### What you need to do
1 > Reproduce a portion of the Blink Couture accounting notes verbatim, beginning at the words "The accompanying unaudited" and stopping after "on Form 10-K.".
2 > Write what comes next in the Blink Couture accounting notes, picking up right after the last line shown.

## START Passage shown

A.  BASIS OF ACCOUNTING AND PRESENTATION

The accompanying balance sheet and statement of stockholders’ equity as of October 31, 2013 and the related statements of operations and cash flows for the three months ended October 31, 2013 and 2012, and for the period from October 23, 2003 (inception) through October 31, 2013, contain the accounts of Blink Couture, Inc., and are unaudited for the period ended October 31, 2013.  The unaudited financial statements have been prepared according to the rules and regulations of the Securities and Exchange Commission (“SEC”) and, therefore, certain information and disclosures normally included in financial statements prepared in accordance with accounting principles generally accepted in the United States have been omitted.

The accompanying unaudited financial statements have been prepared in accordance with accounting principles generally accepted in the United States of America for interim financial information and with Article 10 of Regulation S-X.  Accordingly, they do not include all of the information and footnotes required by accounting principles generally accepted in the United States of America for annual financial statements.  In the opinion of management, all adjustments, consisting of normal recurring accruals considered necessary for a fair presentation, have been included.  Operating results for the three months ended October 31, 2013 are not necessarily indicative of the results that may  be expected for the year ending July 31, 2014 or any other period.  For further information, refer to the financial statements and footnotes thereto for the year ended July 31, 2013 filed on Form 10-K.

B. DEVELOPMENT STAGE

The Company continues to devote substantially all of its efforts to exploring potential targets for a business combination through the purchase of assets, share purchase or exchange, merger or similar type of transaction.

C. INCOME TAXES

The Company uses the asset and liability method of accounting for income taxes in accordance with ASC Topic 740, “Income Taxes.” Under this method, income tax expense is recognized for the amount of: (i) taxes payable or refundable for the current year and (ii) deferred tax consequences of temporary differences resulting from matters that have been recognized in an entity’s financial statements or tax returns. Deferred tax assets and liabilities are measured using enacted tax rates expected to apply to taxable income in the years in which those temporary   differences are expected to be recovered or settled. The effect on deferred tax assets and liabilities of a change in tax rates is recognized in the results of operations in the period that includes the enactment date. A valuation allowance is provided to reduce the deferred tax assets reported if based on the weight of the available positive and negative evidence, it is more likely than not some portion or all of the deferred tax assets will not be realized.
 
7

 
 
BLINK COUTURE, INC.
(A Development Stage Company)

## END Passage shown
## START Supplied entries

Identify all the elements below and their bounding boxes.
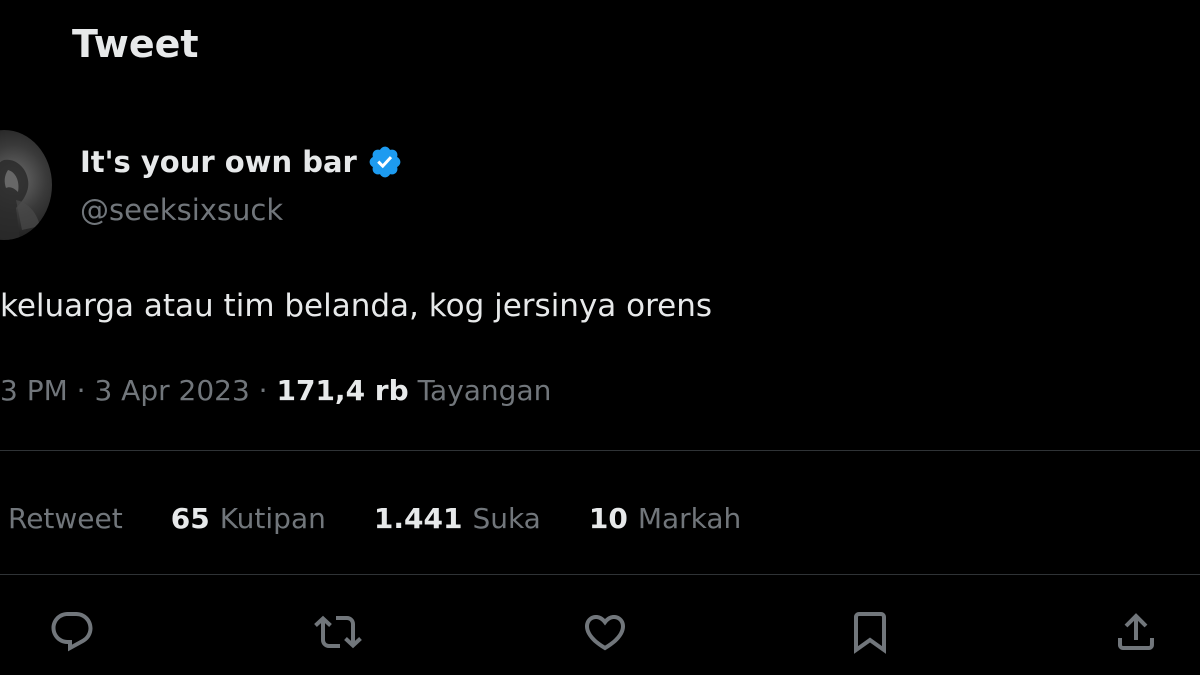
retweet-icon [314,615,362,649]
stat-retweets[interactable]: Retweet [8,502,123,535]
stat-label: Kutipan [219,501,326,535]
like-button[interactable] [581,608,629,656]
like-icon [584,615,626,651]
verified-badge-icon [367,144,403,180]
stat-count: 1.441 [373,501,463,535]
page-title: Tweet [72,22,199,66]
views-count: 171,4 rb [276,374,409,407]
tweet-meta: 3 PM · 3 Apr 2023 · 171,4 rb Tayangan [0,371,551,411]
avatar-image [0,159,40,240]
tweet-time[interactable]: 3 PM [0,374,68,407]
share-button[interactable] [1112,608,1160,656]
avatar[interactable] [0,130,52,240]
reply-button[interactable] [48,608,96,656]
stat-label: Suka [472,501,541,535]
bookmark-button[interactable] [846,608,894,656]
divider [0,574,1200,575]
stat-label: Markah [637,501,742,535]
bookmark-icon [854,612,886,654]
views-label[interactable]: Tayangan [418,374,552,407]
stat-bookmarks[interactable]: 10 Markah [589,502,741,535]
stat-label: Retweet [8,501,123,535]
author-display-name[interactable]: It's your own bar [80,140,403,184]
tweet-text: keluarga atau tim belanda, kog jersinya … [0,288,713,324]
reply-icon [51,612,93,652]
meta-separator: · [249,374,277,407]
divider [0,450,1200,451]
meta-separator: · [67,374,95,407]
tweet-stats: Retweet 65 Kutipan 1.441 Suka 10 Markah [0,496,741,540]
stat-count: 65 [170,501,210,535]
tweet-action-bar [0,598,1200,662]
retweet-button[interactable] [314,608,362,656]
author-handle[interactable]: @seeksixsuck [80,190,283,230]
tweet-date[interactable]: 3 Apr 2023 [94,374,249,407]
stat-likes[interactable]: 1.441 Suka [374,502,541,535]
share-icon [1118,613,1154,650]
author-name-text: It's your own bar [80,145,357,179]
stat-count: 10 [588,501,628,535]
stat-quotes[interactable]: 65 Kutipan [171,502,326,535]
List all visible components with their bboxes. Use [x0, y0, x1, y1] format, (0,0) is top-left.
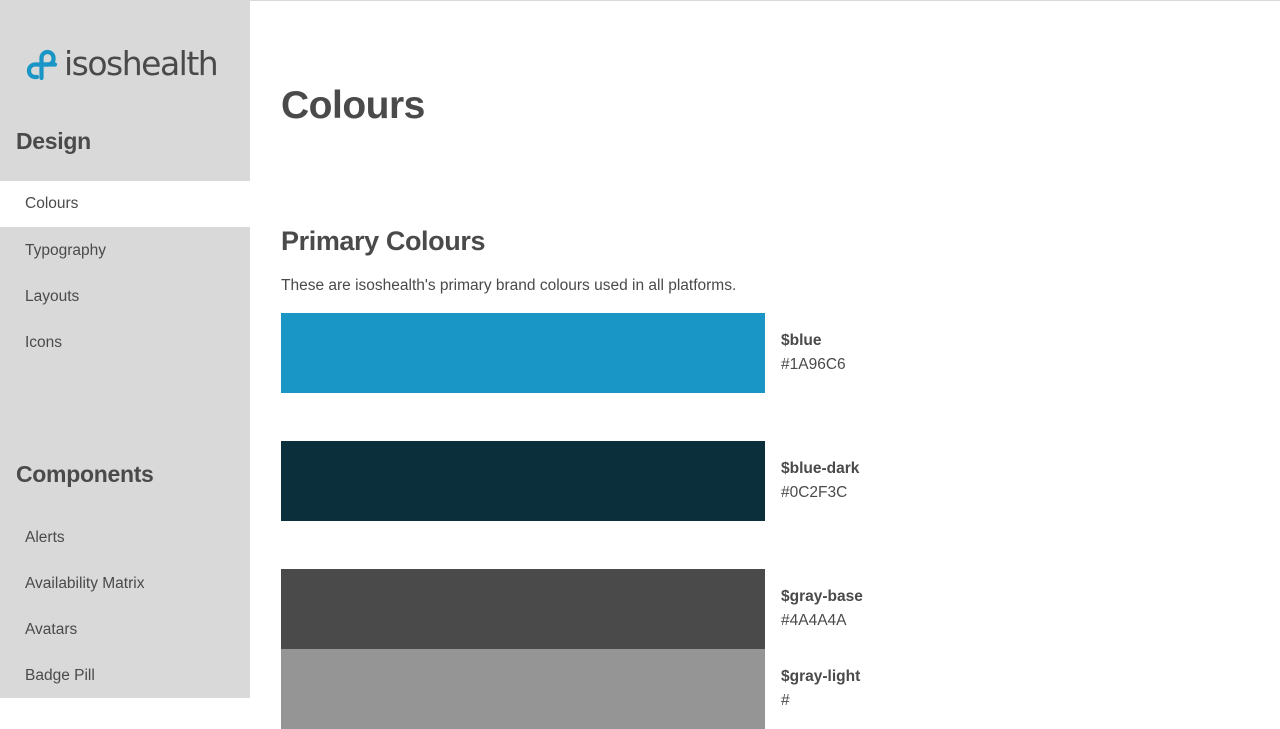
sidebar-item-badge-pill[interactable]: Badge Pill: [0, 653, 250, 698]
swatch-variable-name: $gray-base: [781, 588, 863, 605]
swatch-variable-name: $gray-light: [781, 668, 861, 685]
sidebar-item-layouts[interactable]: Layouts: [0, 274, 250, 320]
colour-swatch-row: $blue #1A96C6: [281, 313, 981, 393]
sidebar-item-availability-matrix[interactable]: Availability Matrix: [0, 561, 250, 607]
swatch-variable-name: $blue-dark: [781, 460, 860, 477]
swatch-variable-name: $blue: [781, 332, 822, 349]
sidebar-item-typography[interactable]: Typography: [0, 228, 250, 274]
swatch-hex-value: #1A96C6: [781, 356, 846, 373]
swatch-hex-value: #4A4A4A: [781, 612, 847, 629]
sidebar-item-colours[interactable]: Colours: [0, 181, 250, 227]
primary-colours-description: These are isoshealth's primary brand col…: [281, 277, 737, 294]
main-content: Colours Primary Colours These are isoshe…: [281, 0, 1241, 729]
primary-colours-heading: Primary Colours: [281, 226, 486, 256]
sidebar-item-icons[interactable]: Icons: [0, 320, 250, 366]
colour-swatch-row: $gray-base #4A4A4A: [281, 569, 981, 649]
brand-logo[interactable]: isoshealth: [25, 44, 219, 83]
colour-swatch-row: $blue-dark #0C2F3C: [281, 441, 981, 521]
swatch-hex-value: #0C2F3C: [781, 484, 848, 501]
sidebar-item-avatars[interactable]: Avatars: [0, 607, 250, 653]
isoshealth-cross-logo-icon: [26, 49, 58, 80]
colour-swatch-row: $gray-light #: [281, 649, 981, 729]
brand-name: isoshealth: [64, 44, 219, 83]
colour-swatch: [281, 569, 765, 649]
design-section-heading: Design: [16, 128, 91, 154]
components-section-heading: Components: [16, 461, 154, 487]
swatch-hex-value: #: [781, 692, 790, 709]
colour-swatch: [281, 649, 765, 729]
sidebar-item-alerts[interactable]: Alerts: [0, 515, 250, 561]
page-title: Colours: [281, 84, 425, 127]
sidebar: isoshealth Design Colours Typography Lay…: [0, 0, 250, 698]
colour-swatch: [281, 313, 765, 393]
colour-swatch: [281, 441, 765, 521]
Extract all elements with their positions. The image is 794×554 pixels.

## END Supplied entries

### Responses to the tasks
1 >
The accompanying unaudited financial statements have been prepared in accordance with accounting principles generally accepted in the United States of America for interim financial information and with Article 10 of Regulation S-X.  Accordingly, they do not include all of the information and footnotes required by accounting principles generally accepted in the United States of America for annual financial statements.  In the opinion of management, all adjustments, consisting of normal recurring accruals considered necessary for a fair presentation, have been included.  Operating results for the three months ended October 31, 2013 are not necessarily indicative of the results that may  be expected for the year ending July 31, 2014 or any other period.  For further information, refer to the financial statements and footnotes thereto for the year ended July 31, 2013 filed on Form 10-K.

2 >
NOTES TO THE FINANCIAL STATEMENTS
October 31, 2013


 
 
ASC Topic 740.10.30 clarifies the accounting for uncertainty in income taxes recognized in an enterprise’s financial statements and prescribes a recognition threshold and measurement attribute for the financial statement recognition and measurement of a tax position taken or expected to be taken in a tax return. ASC Topic 740.10.40 provides guidance on de-recognition, classification, interest and penalties, accounting in interim periods, disclosure, and transition. We have no material uncertain tax positions for any of the reporting periods presented.

D. REVENUE RECOGNITION

The Company has not recognized any revenues from its operations.

E. RECENTLY ISSUED ACCOUNTING PRONOUNCEMENTS

From time to time new accounting pronouncements are issued by the Financial Accounting Standards Board or other standard setting bodies that may have an impact on the Company’s accounting and reporting.  The Company believes that such recently issued accounting pronouncements and other authoritative guidance for which the effective date is in the future will not have an impact on its accounting or reporting or that such impact will not be material to its financial position, results of operations and cash flows when implemented.

F.  FAIR VALUE MEASUREMENTS

The Company adopted provisions of ASC Topic 820, “Fair Value Measurements and Disclosures”, which defines fair value as used in numerous accounting pronouncements, establishes a framework for measuring fair value and expands disclosure of fair value measurements.

ASC 820 defines fair value as the exchange price that would be received for an asset or paid to transfer a liability (an exit price) in the principal or most advantageous market for the asset or liability in an orderly transaction between market participants on the measurement date.  ASC 820 also establishes a fair value hierarchy, which requires an entity to maximize the use of observable inputs and minimize the use of unobservable inputs when measuring fair value.  ASC 820 describes three levels of inputs that may be used to measure fair value:

Level 1 – quoted prices in active markets for identical assets or liabilities

Level 2 – quoted prices for similar assets and liabilities in active markets or inputs that are observable

Level 3 – inputs that are unobservable (for example cash flow modeling inputs based on assumption)

The Company has no liabilities measured at fair value.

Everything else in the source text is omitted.